Start of Provided data
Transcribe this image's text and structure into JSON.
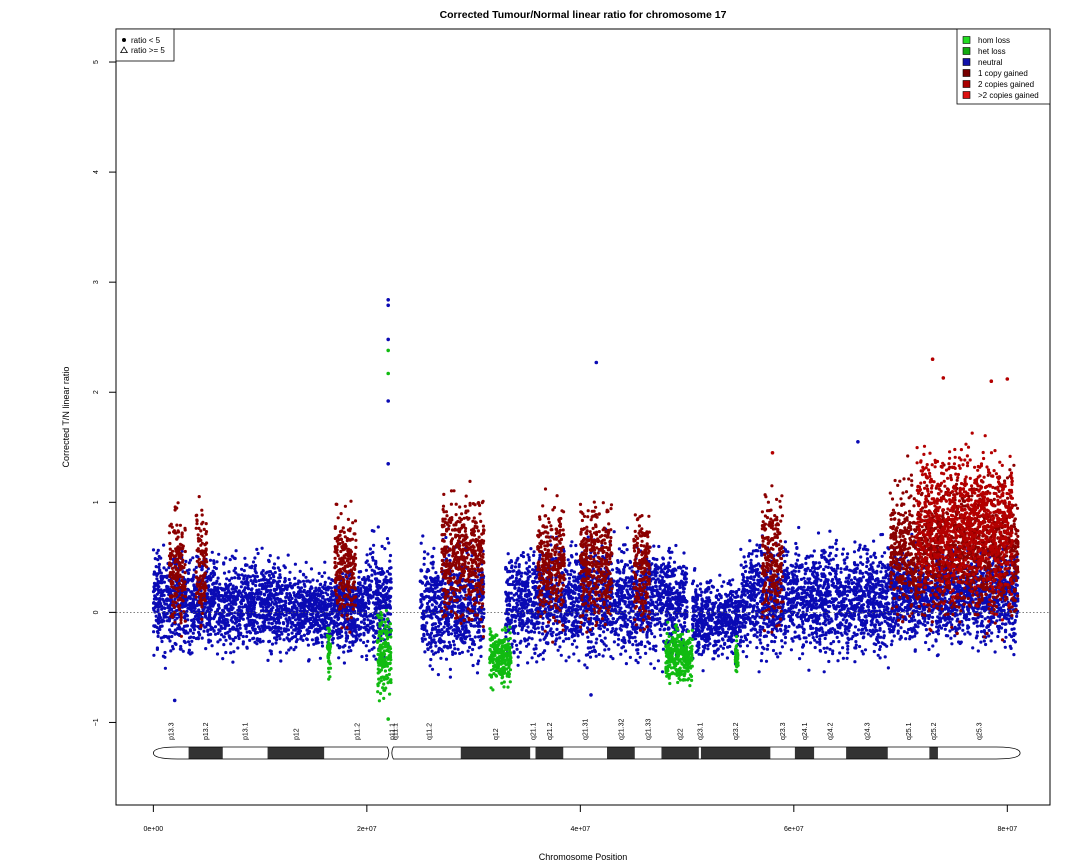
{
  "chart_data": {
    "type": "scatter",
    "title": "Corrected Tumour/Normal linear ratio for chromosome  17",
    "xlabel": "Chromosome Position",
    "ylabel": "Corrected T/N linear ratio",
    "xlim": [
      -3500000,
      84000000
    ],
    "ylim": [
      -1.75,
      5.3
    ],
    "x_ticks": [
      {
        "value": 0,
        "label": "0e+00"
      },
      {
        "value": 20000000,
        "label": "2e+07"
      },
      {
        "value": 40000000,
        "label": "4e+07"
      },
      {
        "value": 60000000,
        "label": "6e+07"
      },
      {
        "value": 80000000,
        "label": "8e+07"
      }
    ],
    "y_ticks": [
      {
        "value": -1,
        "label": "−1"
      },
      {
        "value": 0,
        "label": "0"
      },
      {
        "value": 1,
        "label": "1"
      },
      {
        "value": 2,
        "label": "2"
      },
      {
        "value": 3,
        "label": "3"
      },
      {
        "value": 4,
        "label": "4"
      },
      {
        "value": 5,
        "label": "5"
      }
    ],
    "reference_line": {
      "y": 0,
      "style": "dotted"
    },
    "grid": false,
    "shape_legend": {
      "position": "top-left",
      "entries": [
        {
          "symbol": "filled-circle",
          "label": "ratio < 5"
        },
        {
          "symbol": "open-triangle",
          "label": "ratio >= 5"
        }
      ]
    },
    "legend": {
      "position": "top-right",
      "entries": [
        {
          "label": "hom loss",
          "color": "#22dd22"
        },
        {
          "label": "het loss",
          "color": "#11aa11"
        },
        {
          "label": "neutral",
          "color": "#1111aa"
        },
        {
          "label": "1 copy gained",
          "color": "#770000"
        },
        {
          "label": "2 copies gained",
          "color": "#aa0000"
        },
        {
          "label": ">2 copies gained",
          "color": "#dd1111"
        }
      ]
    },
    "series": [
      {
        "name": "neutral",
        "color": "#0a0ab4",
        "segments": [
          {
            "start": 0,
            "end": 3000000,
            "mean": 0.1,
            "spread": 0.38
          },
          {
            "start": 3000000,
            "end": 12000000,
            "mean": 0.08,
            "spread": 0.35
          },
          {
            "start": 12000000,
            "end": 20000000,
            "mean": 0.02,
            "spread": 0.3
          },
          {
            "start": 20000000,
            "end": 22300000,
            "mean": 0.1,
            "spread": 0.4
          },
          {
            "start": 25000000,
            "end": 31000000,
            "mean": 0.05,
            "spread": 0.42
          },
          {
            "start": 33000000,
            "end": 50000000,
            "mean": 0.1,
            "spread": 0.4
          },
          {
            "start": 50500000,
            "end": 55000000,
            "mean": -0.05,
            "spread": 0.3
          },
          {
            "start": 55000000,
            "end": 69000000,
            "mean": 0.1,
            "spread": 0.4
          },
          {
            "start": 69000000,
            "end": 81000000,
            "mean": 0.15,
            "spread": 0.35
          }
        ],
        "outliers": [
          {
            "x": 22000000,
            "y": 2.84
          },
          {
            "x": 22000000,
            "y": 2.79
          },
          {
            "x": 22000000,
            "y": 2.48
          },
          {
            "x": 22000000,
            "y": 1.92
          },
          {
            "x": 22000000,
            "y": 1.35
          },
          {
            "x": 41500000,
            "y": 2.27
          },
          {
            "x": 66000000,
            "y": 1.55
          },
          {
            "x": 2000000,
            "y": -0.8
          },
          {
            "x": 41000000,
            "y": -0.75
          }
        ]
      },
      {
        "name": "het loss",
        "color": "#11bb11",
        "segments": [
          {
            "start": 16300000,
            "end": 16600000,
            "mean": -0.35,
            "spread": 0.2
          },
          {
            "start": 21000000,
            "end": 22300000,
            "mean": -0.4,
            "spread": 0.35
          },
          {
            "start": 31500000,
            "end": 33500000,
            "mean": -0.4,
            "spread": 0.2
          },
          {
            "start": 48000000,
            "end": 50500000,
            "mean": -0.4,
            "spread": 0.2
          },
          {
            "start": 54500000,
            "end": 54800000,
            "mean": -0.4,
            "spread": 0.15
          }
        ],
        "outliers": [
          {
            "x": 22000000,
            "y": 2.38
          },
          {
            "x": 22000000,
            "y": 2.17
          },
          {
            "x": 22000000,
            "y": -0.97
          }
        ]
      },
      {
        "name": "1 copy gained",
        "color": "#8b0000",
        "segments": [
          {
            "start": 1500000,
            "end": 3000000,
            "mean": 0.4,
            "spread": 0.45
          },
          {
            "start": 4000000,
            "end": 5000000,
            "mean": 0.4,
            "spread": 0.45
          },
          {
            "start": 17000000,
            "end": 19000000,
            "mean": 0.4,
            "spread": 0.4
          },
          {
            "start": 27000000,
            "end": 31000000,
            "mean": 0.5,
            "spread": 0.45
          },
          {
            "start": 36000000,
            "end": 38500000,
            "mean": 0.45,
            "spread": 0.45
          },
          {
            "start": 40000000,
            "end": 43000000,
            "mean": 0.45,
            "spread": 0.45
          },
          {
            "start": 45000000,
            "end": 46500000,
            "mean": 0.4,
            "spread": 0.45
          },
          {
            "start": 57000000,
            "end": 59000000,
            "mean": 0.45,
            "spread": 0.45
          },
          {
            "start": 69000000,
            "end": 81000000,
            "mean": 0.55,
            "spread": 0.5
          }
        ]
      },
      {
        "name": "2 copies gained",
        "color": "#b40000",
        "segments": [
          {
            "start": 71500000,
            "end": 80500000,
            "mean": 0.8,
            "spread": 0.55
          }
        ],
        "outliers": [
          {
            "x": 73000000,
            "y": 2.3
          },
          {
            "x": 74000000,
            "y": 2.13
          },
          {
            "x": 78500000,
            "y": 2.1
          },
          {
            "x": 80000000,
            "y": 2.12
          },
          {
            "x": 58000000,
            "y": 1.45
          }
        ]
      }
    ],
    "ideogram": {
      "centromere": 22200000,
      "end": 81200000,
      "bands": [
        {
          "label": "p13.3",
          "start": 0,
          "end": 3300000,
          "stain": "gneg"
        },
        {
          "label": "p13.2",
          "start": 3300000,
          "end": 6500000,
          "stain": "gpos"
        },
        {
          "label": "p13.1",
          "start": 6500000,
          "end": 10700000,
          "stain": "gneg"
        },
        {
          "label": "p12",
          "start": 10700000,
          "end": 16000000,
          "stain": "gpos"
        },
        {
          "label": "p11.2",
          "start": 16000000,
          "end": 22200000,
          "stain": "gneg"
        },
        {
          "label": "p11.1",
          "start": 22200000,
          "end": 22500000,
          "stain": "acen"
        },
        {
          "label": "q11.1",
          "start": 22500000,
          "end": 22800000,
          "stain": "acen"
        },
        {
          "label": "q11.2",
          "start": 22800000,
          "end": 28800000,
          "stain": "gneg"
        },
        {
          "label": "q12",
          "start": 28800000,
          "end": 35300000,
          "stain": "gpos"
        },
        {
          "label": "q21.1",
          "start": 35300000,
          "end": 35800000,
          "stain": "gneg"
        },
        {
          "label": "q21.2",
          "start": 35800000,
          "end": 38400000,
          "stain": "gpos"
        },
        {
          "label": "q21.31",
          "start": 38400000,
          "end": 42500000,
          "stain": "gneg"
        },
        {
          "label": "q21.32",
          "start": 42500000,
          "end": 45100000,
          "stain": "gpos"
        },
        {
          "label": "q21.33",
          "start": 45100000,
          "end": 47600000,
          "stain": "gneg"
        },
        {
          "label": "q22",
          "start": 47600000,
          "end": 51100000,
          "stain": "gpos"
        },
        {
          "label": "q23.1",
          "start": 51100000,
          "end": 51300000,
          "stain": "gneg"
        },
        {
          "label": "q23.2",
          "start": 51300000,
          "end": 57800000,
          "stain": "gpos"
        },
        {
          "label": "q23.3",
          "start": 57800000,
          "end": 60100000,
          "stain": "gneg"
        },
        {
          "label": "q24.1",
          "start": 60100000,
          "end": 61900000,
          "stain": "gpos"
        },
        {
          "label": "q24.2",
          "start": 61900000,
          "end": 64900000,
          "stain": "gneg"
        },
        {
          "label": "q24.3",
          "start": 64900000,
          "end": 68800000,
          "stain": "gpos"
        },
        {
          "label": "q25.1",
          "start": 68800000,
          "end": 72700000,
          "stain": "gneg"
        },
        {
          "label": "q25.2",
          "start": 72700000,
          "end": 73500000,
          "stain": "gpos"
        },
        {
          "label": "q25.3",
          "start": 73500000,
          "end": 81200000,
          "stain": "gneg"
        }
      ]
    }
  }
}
End of Provided data
Start of Provided data
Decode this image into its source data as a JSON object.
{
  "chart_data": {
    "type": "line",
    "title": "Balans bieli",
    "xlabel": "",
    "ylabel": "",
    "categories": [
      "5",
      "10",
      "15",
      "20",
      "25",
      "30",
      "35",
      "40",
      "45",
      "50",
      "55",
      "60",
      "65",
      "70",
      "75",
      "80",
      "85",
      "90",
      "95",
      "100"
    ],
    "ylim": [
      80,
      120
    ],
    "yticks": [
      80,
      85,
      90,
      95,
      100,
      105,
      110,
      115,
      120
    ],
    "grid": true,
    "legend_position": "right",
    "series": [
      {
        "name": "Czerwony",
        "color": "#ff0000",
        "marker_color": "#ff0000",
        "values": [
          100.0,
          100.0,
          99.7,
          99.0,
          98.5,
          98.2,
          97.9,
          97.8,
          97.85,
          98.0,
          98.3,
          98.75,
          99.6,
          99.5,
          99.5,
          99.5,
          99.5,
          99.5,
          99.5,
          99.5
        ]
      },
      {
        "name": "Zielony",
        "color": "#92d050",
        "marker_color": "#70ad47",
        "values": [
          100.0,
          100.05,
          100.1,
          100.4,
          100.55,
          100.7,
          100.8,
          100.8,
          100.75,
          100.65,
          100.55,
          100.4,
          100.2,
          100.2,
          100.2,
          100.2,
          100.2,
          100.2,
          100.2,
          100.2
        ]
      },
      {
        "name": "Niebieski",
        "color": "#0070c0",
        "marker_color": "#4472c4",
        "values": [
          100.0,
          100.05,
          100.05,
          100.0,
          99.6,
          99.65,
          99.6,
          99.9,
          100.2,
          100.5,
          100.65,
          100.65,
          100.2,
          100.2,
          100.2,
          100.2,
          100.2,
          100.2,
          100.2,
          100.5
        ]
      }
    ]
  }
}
End of Provided data
» **Work to complete**
Copy each line holding the word "Corrected" from the listing above.

» **The solution**
    "title": "Corrected Tumour/Normal linear ratio for chromosome  17",
    "ylabel": "Corrected T/N linear ratio",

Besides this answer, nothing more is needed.